(WHAT YOU HAVE TO DO): The answer should be a single number: how many lines of the entries below hold the word "color".

(SOURCE RECORDS):
▽
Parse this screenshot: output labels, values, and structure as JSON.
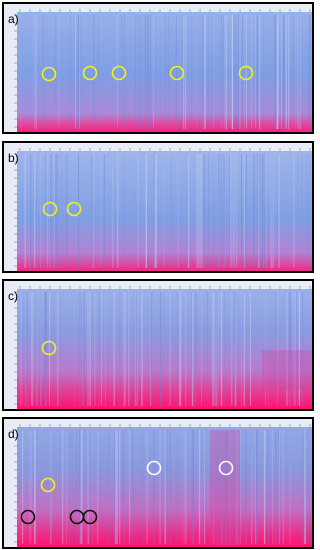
{
  "panels": [
    {
      "label": "a)"
    },
    {
      "label": "b)"
    },
    {
      "label": "c)"
    },
    {
      "label": "d)"
    }
  ]
}
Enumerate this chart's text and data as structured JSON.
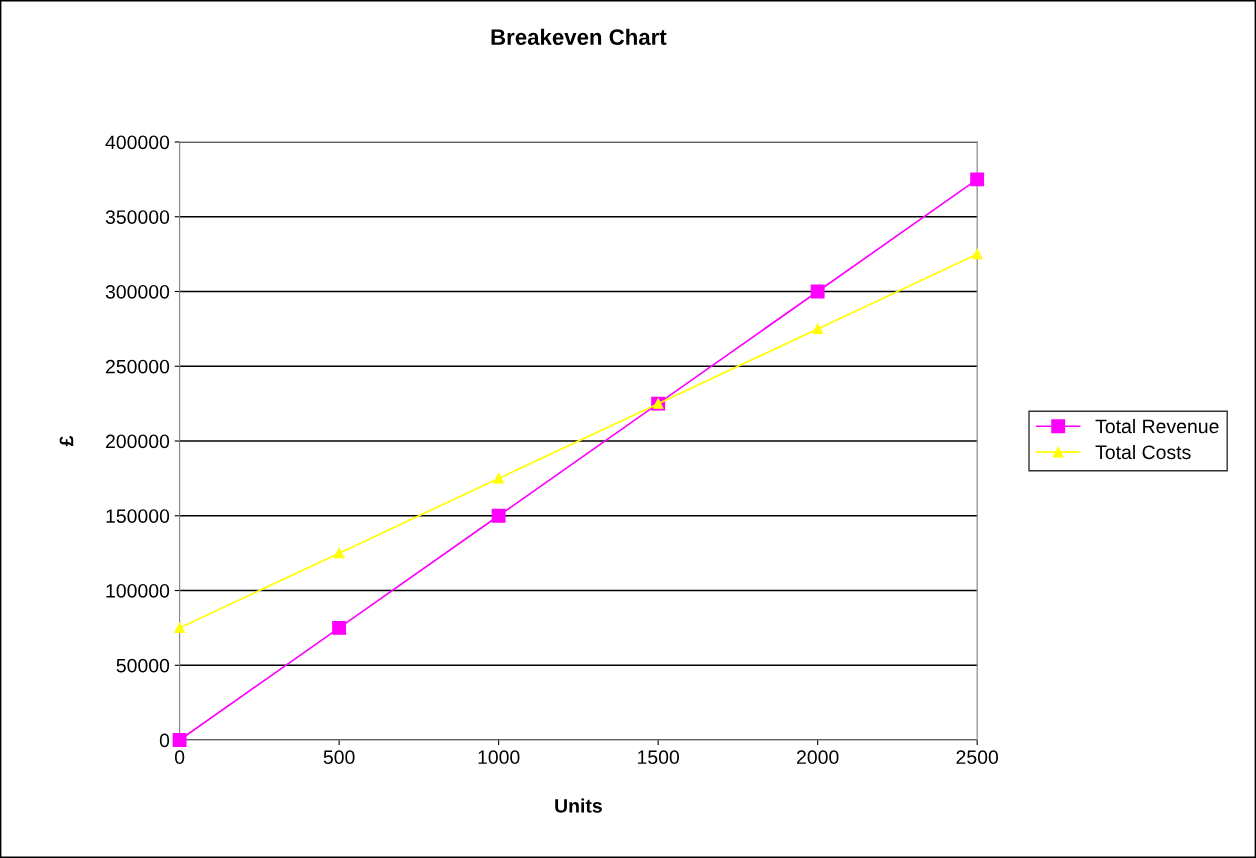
{
  "chart_data": {
    "type": "line",
    "title": "Breakeven Chart",
    "xlabel": "Units",
    "ylabel": "£",
    "x": [
      0,
      500,
      1000,
      1500,
      2000,
      2500
    ],
    "series": [
      {
        "name": "Total Revenue",
        "color": "#ff00ff",
        "marker": "square",
        "values": [
          0,
          75000,
          150000,
          225000,
          300000,
          375000
        ]
      },
      {
        "name": "Total Costs",
        "color": "#ffff00",
        "marker": "triangle",
        "values": [
          75000,
          125000,
          175000,
          225000,
          275000,
          325000
        ]
      }
    ],
    "xlim": [
      0,
      2500
    ],
    "xticks": [
      0,
      500,
      1000,
      1500,
      2000,
      2500
    ],
    "ylim": [
      0,
      400000
    ],
    "yticks": [
      0,
      50000,
      100000,
      150000,
      200000,
      250000,
      300000,
      350000,
      400000
    ],
    "grid": "y",
    "legend": "right",
    "line_style": "solid"
  }
}
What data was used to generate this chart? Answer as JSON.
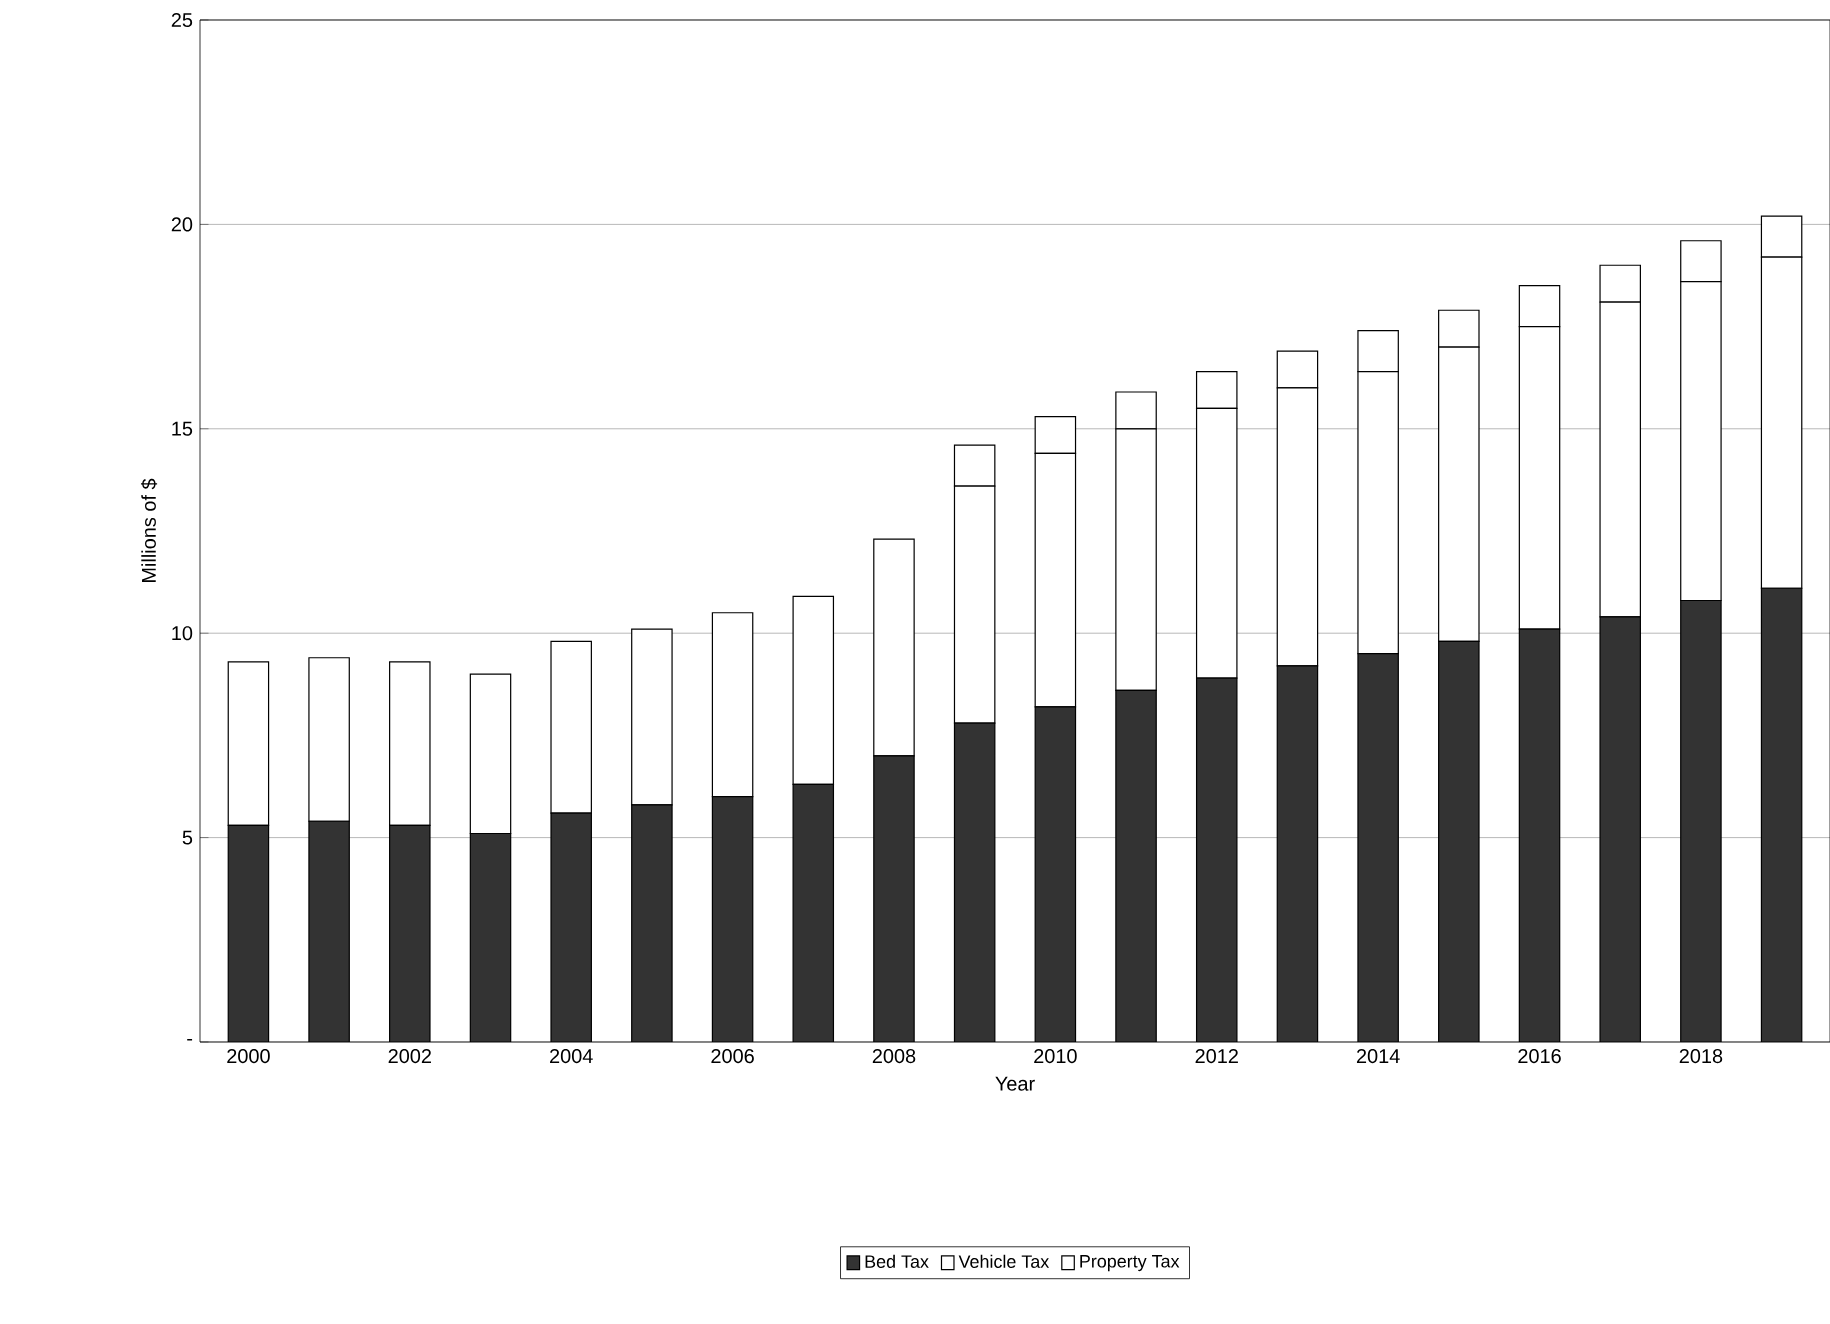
{
  "chart_data": {
    "type": "bar",
    "stacked": true,
    "xlabel": "Year",
    "ylabel": "Millions of $",
    "categories": [
      "2000",
      null,
      "2002",
      null,
      "2004",
      null,
      "2006",
      null,
      "2008",
      null,
      "2010",
      null,
      "2012",
      null,
      "2014",
      null,
      "2016",
      null,
      "2018",
      null
    ],
    "series": [
      {
        "name": "Bed Tax",
        "color": "#333333",
        "values": [
          5.3,
          5.4,
          5.3,
          5.1,
          5.6,
          5.8,
          6.0,
          6.3,
          7.0,
          7.8,
          8.2,
          8.6,
          8.9,
          9.2,
          9.5,
          9.8,
          10.1,
          10.4,
          10.8,
          11.1
        ]
      },
      {
        "name": "Vehicle Tax",
        "color": "#ffffff",
        "values": [
          4.0,
          4.0,
          4.0,
          3.9,
          4.2,
          4.3,
          4.5,
          4.6,
          5.3,
          5.8,
          6.2,
          6.4,
          6.6,
          6.8,
          6.9,
          7.2,
          7.4,
          7.7,
          7.8,
          8.1
        ]
      },
      {
        "name": "Property Tax",
        "color": "#ffffff",
        "values": [
          null,
          null,
          null,
          null,
          null,
          null,
          null,
          null,
          null,
          1.0,
          0.9,
          0.9,
          0.9,
          0.9,
          1.0,
          0.9,
          1.0,
          0.9,
          1.0,
          1.0
        ]
      }
    ],
    "ylim": [
      0,
      25
    ],
    "yticks": [
      {
        "value": 0,
        "label": "-"
      },
      5,
      10,
      15,
      20,
      25
    ],
    "grid": "y",
    "legend": "bottom"
  }
}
△
(OUTPUT): 5